[Dataset items]
- - - - -

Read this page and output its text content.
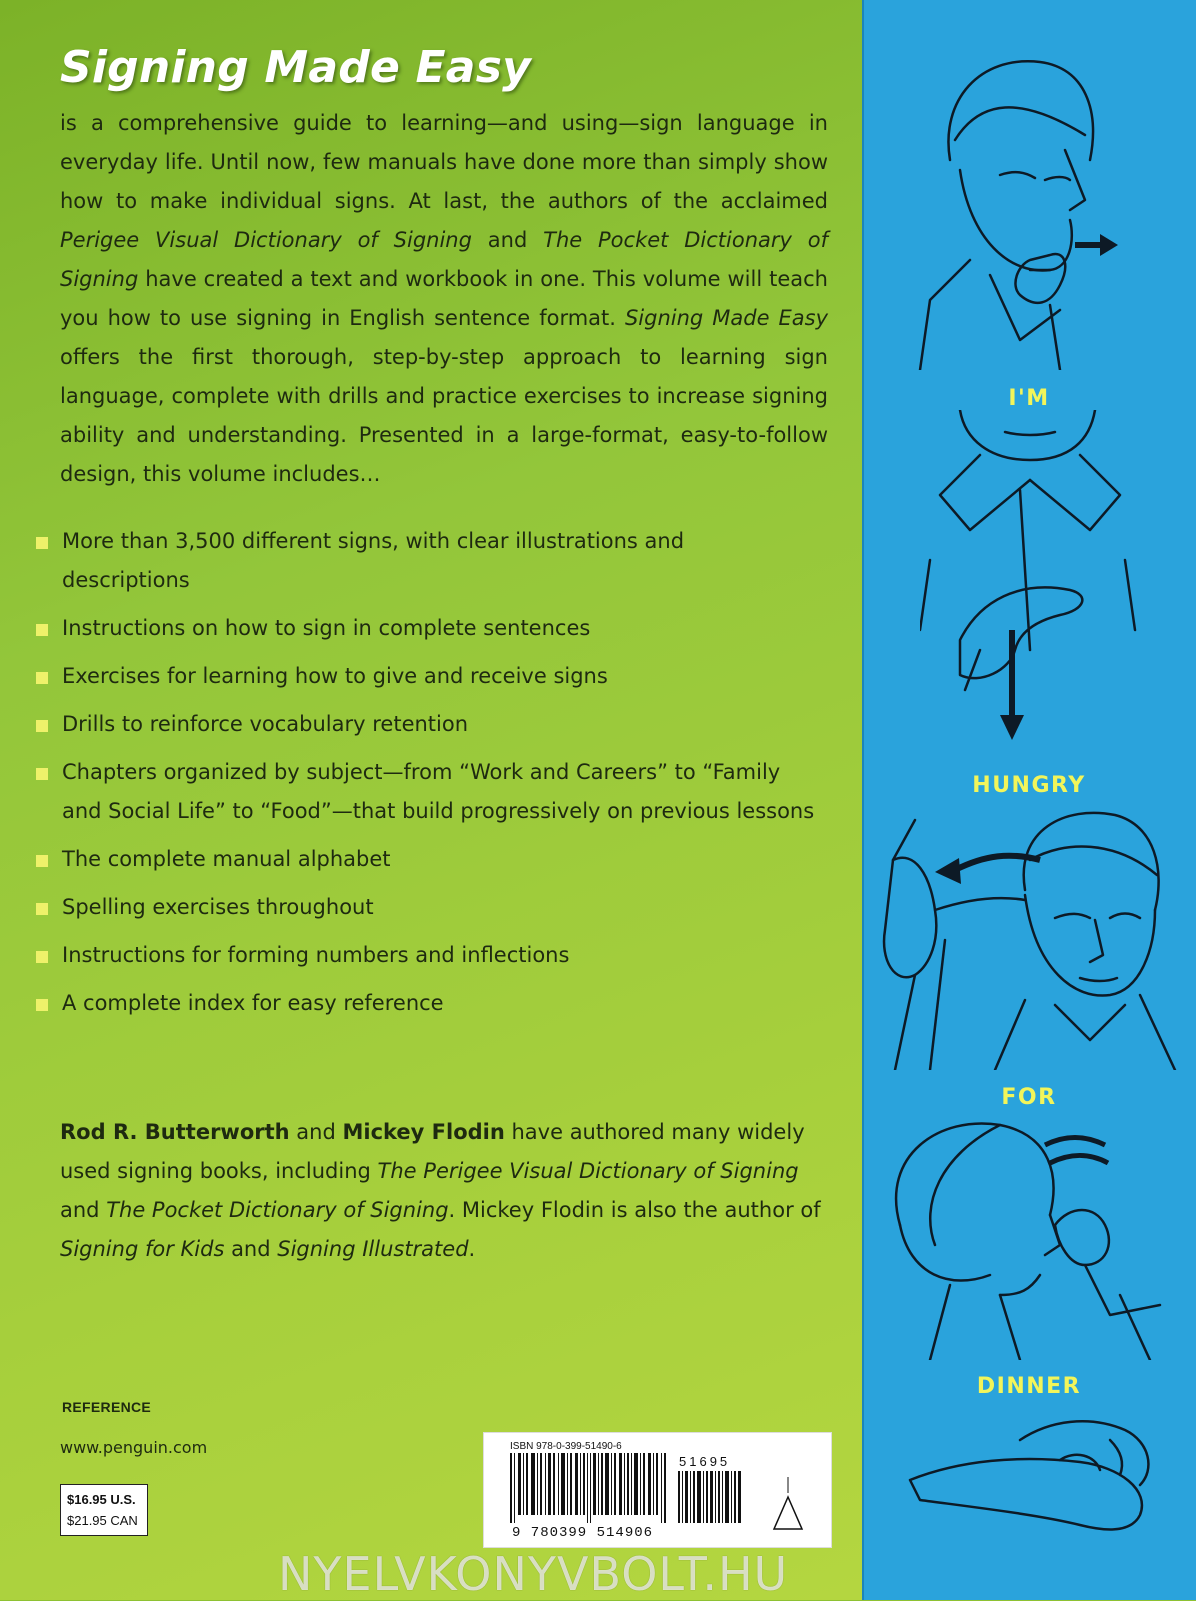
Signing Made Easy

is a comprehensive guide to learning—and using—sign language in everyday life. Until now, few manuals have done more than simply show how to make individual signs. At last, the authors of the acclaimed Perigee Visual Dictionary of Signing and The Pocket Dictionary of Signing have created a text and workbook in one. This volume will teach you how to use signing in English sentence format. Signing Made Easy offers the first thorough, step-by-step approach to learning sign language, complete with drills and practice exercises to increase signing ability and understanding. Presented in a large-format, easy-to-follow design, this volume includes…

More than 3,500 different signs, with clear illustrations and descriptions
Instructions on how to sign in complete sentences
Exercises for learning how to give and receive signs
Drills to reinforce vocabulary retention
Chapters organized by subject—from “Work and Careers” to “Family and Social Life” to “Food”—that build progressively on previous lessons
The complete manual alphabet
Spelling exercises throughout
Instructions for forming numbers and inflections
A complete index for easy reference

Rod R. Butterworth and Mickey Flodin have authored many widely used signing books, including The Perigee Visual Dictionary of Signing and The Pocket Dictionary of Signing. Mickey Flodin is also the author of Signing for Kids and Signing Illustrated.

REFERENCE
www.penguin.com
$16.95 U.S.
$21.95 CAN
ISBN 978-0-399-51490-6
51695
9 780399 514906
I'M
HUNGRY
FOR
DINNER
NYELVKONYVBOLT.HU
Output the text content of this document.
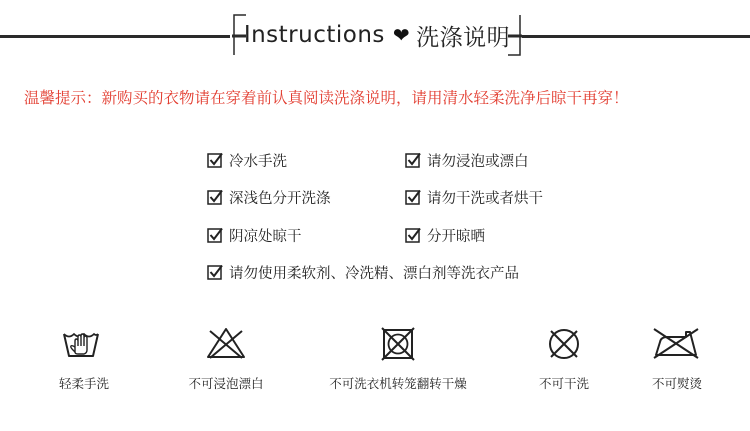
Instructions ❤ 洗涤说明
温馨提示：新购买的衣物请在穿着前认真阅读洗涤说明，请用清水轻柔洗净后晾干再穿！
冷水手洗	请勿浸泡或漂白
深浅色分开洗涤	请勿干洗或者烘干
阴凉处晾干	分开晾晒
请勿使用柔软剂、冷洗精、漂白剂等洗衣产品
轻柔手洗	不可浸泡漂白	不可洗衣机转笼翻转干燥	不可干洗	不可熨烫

- - - - -

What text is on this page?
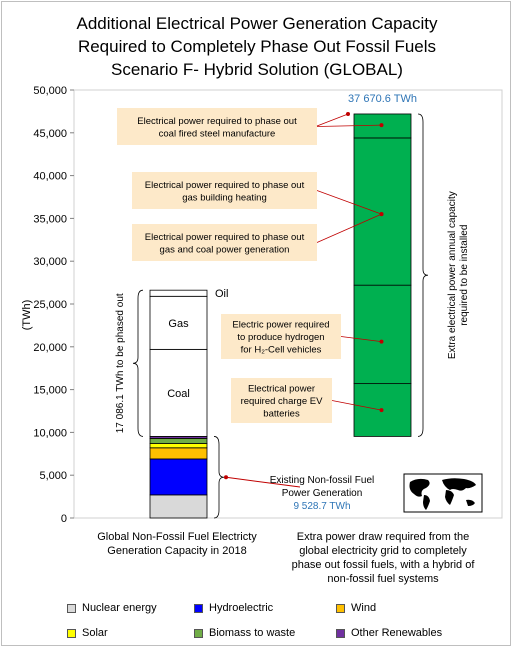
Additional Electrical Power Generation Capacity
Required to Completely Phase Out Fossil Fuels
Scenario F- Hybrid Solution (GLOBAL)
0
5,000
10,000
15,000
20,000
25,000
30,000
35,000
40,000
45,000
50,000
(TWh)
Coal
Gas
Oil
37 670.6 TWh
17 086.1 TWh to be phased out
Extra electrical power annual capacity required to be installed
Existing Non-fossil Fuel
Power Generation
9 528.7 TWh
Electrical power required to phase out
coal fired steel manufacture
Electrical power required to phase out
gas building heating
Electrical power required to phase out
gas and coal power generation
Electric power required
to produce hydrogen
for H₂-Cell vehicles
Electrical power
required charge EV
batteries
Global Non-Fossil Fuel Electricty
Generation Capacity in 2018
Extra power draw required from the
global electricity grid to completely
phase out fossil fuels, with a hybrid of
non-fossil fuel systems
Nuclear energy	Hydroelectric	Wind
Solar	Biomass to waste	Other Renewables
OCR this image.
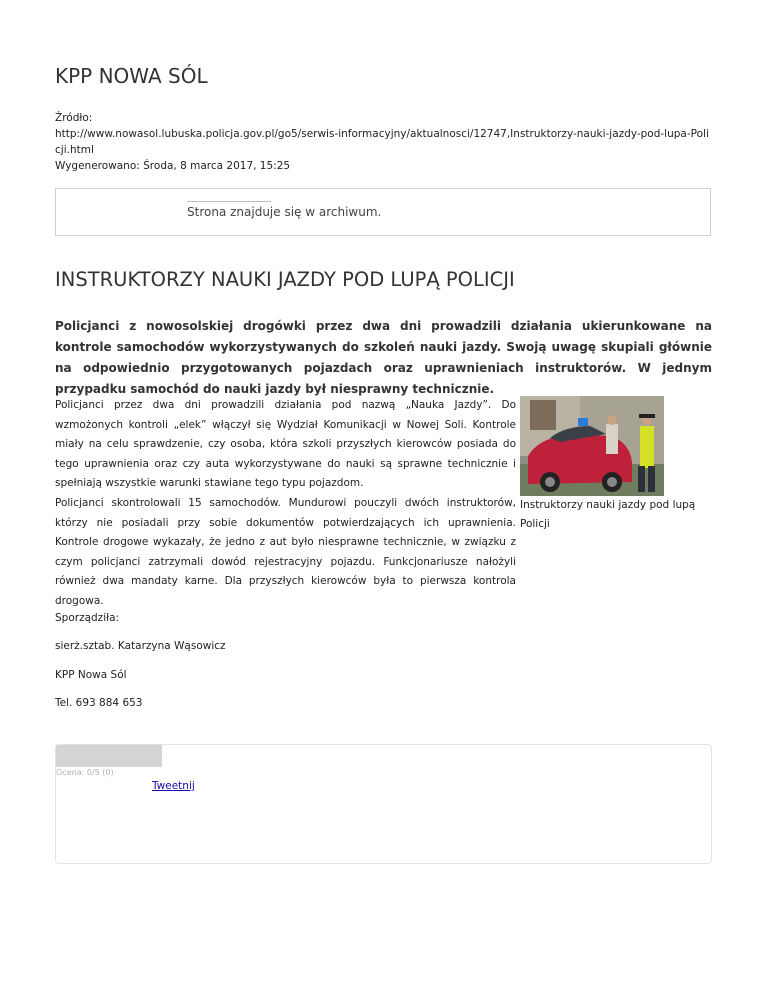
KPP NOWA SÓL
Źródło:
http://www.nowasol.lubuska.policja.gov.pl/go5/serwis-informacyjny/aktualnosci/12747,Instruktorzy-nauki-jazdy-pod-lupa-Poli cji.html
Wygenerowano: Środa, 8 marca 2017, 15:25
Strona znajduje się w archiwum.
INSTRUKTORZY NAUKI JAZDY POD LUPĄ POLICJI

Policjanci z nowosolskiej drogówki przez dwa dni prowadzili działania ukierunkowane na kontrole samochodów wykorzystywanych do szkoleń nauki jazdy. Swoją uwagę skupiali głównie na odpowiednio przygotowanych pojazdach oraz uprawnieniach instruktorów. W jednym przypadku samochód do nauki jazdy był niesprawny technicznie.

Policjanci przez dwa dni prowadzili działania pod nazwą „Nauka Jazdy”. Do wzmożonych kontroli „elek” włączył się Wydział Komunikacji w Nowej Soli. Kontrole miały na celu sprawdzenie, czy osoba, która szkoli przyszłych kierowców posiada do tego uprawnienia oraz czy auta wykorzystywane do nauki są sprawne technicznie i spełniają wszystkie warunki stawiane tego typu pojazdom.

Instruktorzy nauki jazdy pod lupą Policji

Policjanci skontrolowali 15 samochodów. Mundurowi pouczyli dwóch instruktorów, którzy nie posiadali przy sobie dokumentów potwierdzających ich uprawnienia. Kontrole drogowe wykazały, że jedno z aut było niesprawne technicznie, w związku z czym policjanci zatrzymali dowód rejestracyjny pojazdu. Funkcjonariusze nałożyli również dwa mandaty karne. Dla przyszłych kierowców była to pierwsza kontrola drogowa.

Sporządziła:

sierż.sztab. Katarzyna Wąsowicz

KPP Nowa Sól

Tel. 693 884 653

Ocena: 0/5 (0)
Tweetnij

- - - - -

Instructions to follow
Report only a number: how many lines in the material above contain the string "this".

Finished task
5